MATERIAL TO PROCESS:
· · · · ·

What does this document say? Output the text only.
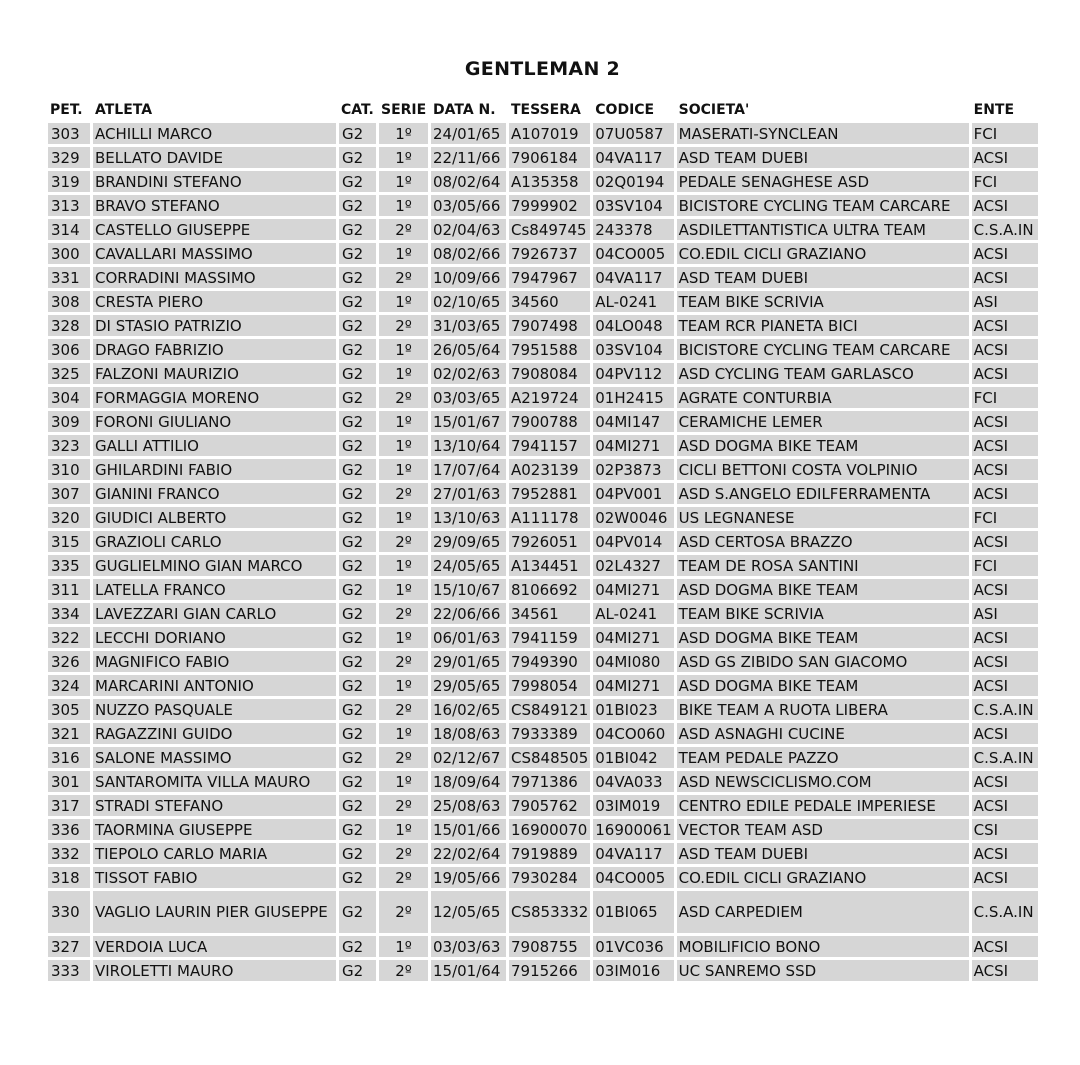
GENTLEMAN 2
PET.	ATLETA	CAT.	SERIE	DATA N.	TESSERA	CODICE	SOCIETA'	ENTE
303	ACHILLI MARCO	G2	1º	24/01/65	A107019	07U0587	MASERATI-SYNCLEAN	FCI
329	BELLATO DAVIDE	G2	1º	22/11/66	7906184	04VA117	ASD TEAM DUEBI	ACSI
319	BRANDINI STEFANO	G2	1º	08/02/64	A135358	02Q0194	PEDALE SENAGHESE ASD	FCI
313	BRAVO STEFANO	G2	1º	03/05/66	7999902	03SV104	BICISTORE CYCLING TEAM CARCARE	ACSI
314	CASTELLO GIUSEPPE	G2	2º	02/04/63	Cs849745	243378	ASDILETTANTISTICA ULTRA TEAM	C.S.A.IN
300	CAVALLARI MASSIMO	G2	1º	08/02/66	7926737	04CO005	CO.EDIL CICLI GRAZIANO	ACSI
331	CORRADINI MASSIMO	G2	2º	10/09/66	7947967	04VA117	ASD TEAM DUEBI	ACSI
308	CRESTA PIERO	G2	1º	02/10/65	34560	AL-0241	TEAM BIKE SCRIVIA	ASI
328	DI STASIO PATRIZIO	G2	2º	31/03/65	7907498	04LO048	TEAM RCR PIANETA BICI	ACSI
306	DRAGO FABRIZIO	G2	1º	26/05/64	7951588	03SV104	BICISTORE CYCLING TEAM CARCARE	ACSI
325	FALZONI MAURIZIO	G2	1º	02/02/63	7908084	04PV112	ASD CYCLING TEAM GARLASCO	ACSI
304	FORMAGGIA MORENO	G2	2º	03/03/65	A219724	01H2415	AGRATE CONTURBIA	FCI
309	FORONI GIULIANO	G2	1º	15/01/67	7900788	04MI147	CERAMICHE LEMER	ACSI
323	GALLI ATTILIO	G2	1º	13/10/64	7941157	04MI271	ASD DOGMA BIKE TEAM	ACSI
310	GHILARDINI FABIO	G2	1º	17/07/64	A023139	02P3873	CICLI BETTONI COSTA VOLPINIO	ACSI
307	GIANINI FRANCO	G2	2º	27/01/63	7952881	04PV001	ASD S.ANGELO EDILFERRAMENTA	ACSI
320	GIUDICI ALBERTO	G2	1º	13/10/63	A111178	02W0046	US LEGNANESE	FCI
315	GRAZIOLI CARLO	G2	2º	29/09/65	7926051	04PV014	ASD CERTOSA BRAZZO	ACSI
335	GUGLIELMINO GIAN MARCO	G2	1º	24/05/65	A134451	02L4327	TEAM DE ROSA SANTINI	FCI
311	LATELLA FRANCO	G2	1º	15/10/67	8106692	04MI271	ASD DOGMA BIKE TEAM	ACSI
334	LAVEZZARI GIAN CARLO	G2	2º	22/06/66	34561	AL-0241	TEAM BIKE SCRIVIA	ASI
322	LECCHI DORIANO	G2	1º	06/01/63	7941159	04MI271	ASD DOGMA BIKE TEAM	ACSI
326	MAGNIFICO FABIO	G2	2º	29/01/65	7949390	04MI080	ASD GS ZIBIDO SAN GIACOMO	ACSI
324	MARCARINI ANTONIO	G2	1º	29/05/65	7998054	04MI271	ASD DOGMA BIKE TEAM	ACSI
305	NUZZO PASQUALE	G2	2º	16/02/65	CS849121	01BI023	BIKE TEAM A RUOTA LIBERA	C.S.A.IN
321	RAGAZZINI GUIDO	G2	1º	18/08/63	7933389	04CO060	ASD ASNAGHI CUCINE	ACSI
316	SALONE MASSIMO	G2	2º	02/12/67	CS848505	01BI042	TEAM PEDALE PAZZO	C.S.A.IN
301	SANTAROMITA VILLA MAURO	G2	1º	18/09/64	7971386	04VA033	ASD NEWSCICLISMO.COM	ACSI
317	STRADI STEFANO	G2	2º	25/08/63	7905762	03IM019	CENTRO EDILE PEDALE IMPERIESE	ACSI
336	TAORMINA GIUSEPPE	G2	1º	15/01/66	16900070	16900061	VECTOR TEAM ASD	CSI
332	TIEPOLO CARLO MARIA	G2	2º	22/02/64	7919889	04VA117	ASD TEAM DUEBI	ACSI
318	TISSOT FABIO	G2	2º	19/05/66	7930284	04CO005	CO.EDIL CICLI GRAZIANO	ACSI
330	VAGLIO LAURIN PIER GIUSEPPE	G2	2º	12/05/65	CS853332	01BI065	ASD CARPEDIEM	C.S.A.IN
327	VERDOIA LUCA	G2	1º	03/03/63	7908755	01VC036	MOBILIFICIO BONO	ACSI
333	VIROLETTI MAURO	G2	2º	15/01/64	7915266	03IM016	UC SANREMO SSD	ACSI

· · · · ·

WRITTEN REQUEST: Copy all the entries word for word. Omit any pictures.

EXPECTED ANSWER:
What does this document say? Output the text only.
GENTLEMAN 2
PET.	ATLETA	CAT.	SERIE	DATA N.	TESSERA	CODICE	SOCIETA'	ENTE
303	ACHILLI MARCO	G2	1º	24/01/65	A107019	07U0587	MASERATI-SYNCLEAN	FCI
329	BELLATO DAVIDE	G2	1º	22/11/66	7906184	04VA117	ASD TEAM DUEBI	ACSI
319	BRANDINI STEFANO	G2	1º	08/02/64	A135358	02Q0194	PEDALE SENAGHESE ASD	FCI
313	BRAVO STEFANO	G2	1º	03/05/66	7999902	03SV104	BICISTORE CYCLING TEAM CARCARE	ACSI
314	CASTELLO GIUSEPPE	G2	2º	02/04/63	Cs849745	243378	ASDILETTANTISTICA ULTRA TEAM	C.S.A.IN
300	CAVALLARI MASSIMO	G2	1º	08/02/66	7926737	04CO005	CO.EDIL CICLI GRAZIANO	ACSI
331	CORRADINI MASSIMO	G2	2º	10/09/66	7947967	04VA117	ASD TEAM DUEBI	ACSI
308	CRESTA PIERO	G2	1º	02/10/65	34560	AL-0241	TEAM BIKE SCRIVIA	ASI
328	DI STASIO PATRIZIO	G2	2º	31/03/65	7907498	04LO048	TEAM RCR PIANETA BICI	ACSI
306	DRAGO FABRIZIO	G2	1º	26/05/64	7951588	03SV104	BICISTORE CYCLING TEAM CARCARE	ACSI
325	FALZONI MAURIZIO	G2	1º	02/02/63	7908084	04PV112	ASD CYCLING TEAM GARLASCO	ACSI
304	FORMAGGIA MORENO	G2	2º	03/03/65	A219724	01H2415	AGRATE CONTURBIA	FCI
309	FORONI GIULIANO	G2	1º	15/01/67	7900788	04MI147	CERAMICHE LEMER	ACSI
323	GALLI ATTILIO	G2	1º	13/10/64	7941157	04MI271	ASD DOGMA BIKE TEAM	ACSI
310	GHILARDINI FABIO	G2	1º	17/07/64	A023139	02P3873	CICLI BETTONI COSTA VOLPINIO	ACSI
307	GIANINI FRANCO	G2	2º	27/01/63	7952881	04PV001	ASD S.ANGELO EDILFERRAMENTA	ACSI
320	GIUDICI ALBERTO	G2	1º	13/10/63	A111178	02W0046	US LEGNANESE	FCI
315	GRAZIOLI CARLO	G2	2º	29/09/65	7926051	04PV014	ASD CERTOSA BRAZZO	ACSI
335	GUGLIELMINO GIAN MARCO	G2	1º	24/05/65	A134451	02L4327	TEAM DE ROSA SANTINI	FCI
311	LATELLA FRANCO	G2	1º	15/10/67	8106692	04MI271	ASD DOGMA BIKE TEAM	ACSI
334	LAVEZZARI GIAN CARLO	G2	2º	22/06/66	34561	AL-0241	TEAM BIKE SCRIVIA	ASI
322	LECCHI DORIANO	G2	1º	06/01/63	7941159	04MI271	ASD DOGMA BIKE TEAM	ACSI
326	MAGNIFICO FABIO	G2	2º	29/01/65	7949390	04MI080	ASD GS ZIBIDO SAN GIACOMO	ACSI
324	MARCARINI ANTONIO	G2	1º	29/05/65	7998054	04MI271	ASD DOGMA BIKE TEAM	ACSI
305	NUZZO PASQUALE	G2	2º	16/02/65	CS849121	01BI023	BIKE TEAM A RUOTA LIBERA	C.S.A.IN
321	RAGAZZINI GUIDO	G2	1º	18/08/63	7933389	04CO060	ASD ASNAGHI CUCINE	ACSI
316	SALONE MASSIMO	G2	2º	02/12/67	CS848505	01BI042	TEAM PEDALE PAZZO	C.S.A.IN
301	SANTAROMITA VILLA MAURO	G2	1º	18/09/64	7971386	04VA033	ASD NEWSCICLISMO.COM	ACSI
317	STRADI STEFANO	G2	2º	25/08/63	7905762	03IM019	CENTRO EDILE PEDALE IMPERIESE	ACSI
336	TAORMINA GIUSEPPE	G2	1º	15/01/66	16900070	16900061	VECTOR TEAM ASD	CSI
332	TIEPOLO CARLO MARIA	G2	2º	22/02/64	7919889	04VA117	ASD TEAM DUEBI	ACSI
318	TISSOT FABIO	G2	2º	19/05/66	7930284	04CO005	CO.EDIL CICLI GRAZIANO	ACSI
330	VAGLIO LAURIN PIER GIUSEPPE	G2	2º	12/05/65	CS853332	01BI065	ASD CARPEDIEM	C.S.A.IN
327	VERDOIA LUCA	G2	1º	03/03/63	7908755	01VC036	MOBILIFICIO BONO	ACSI
333	VIROLETTI MAURO	G2	2º	15/01/64	7915266	03IM016	UC SANREMO SSD	ACSI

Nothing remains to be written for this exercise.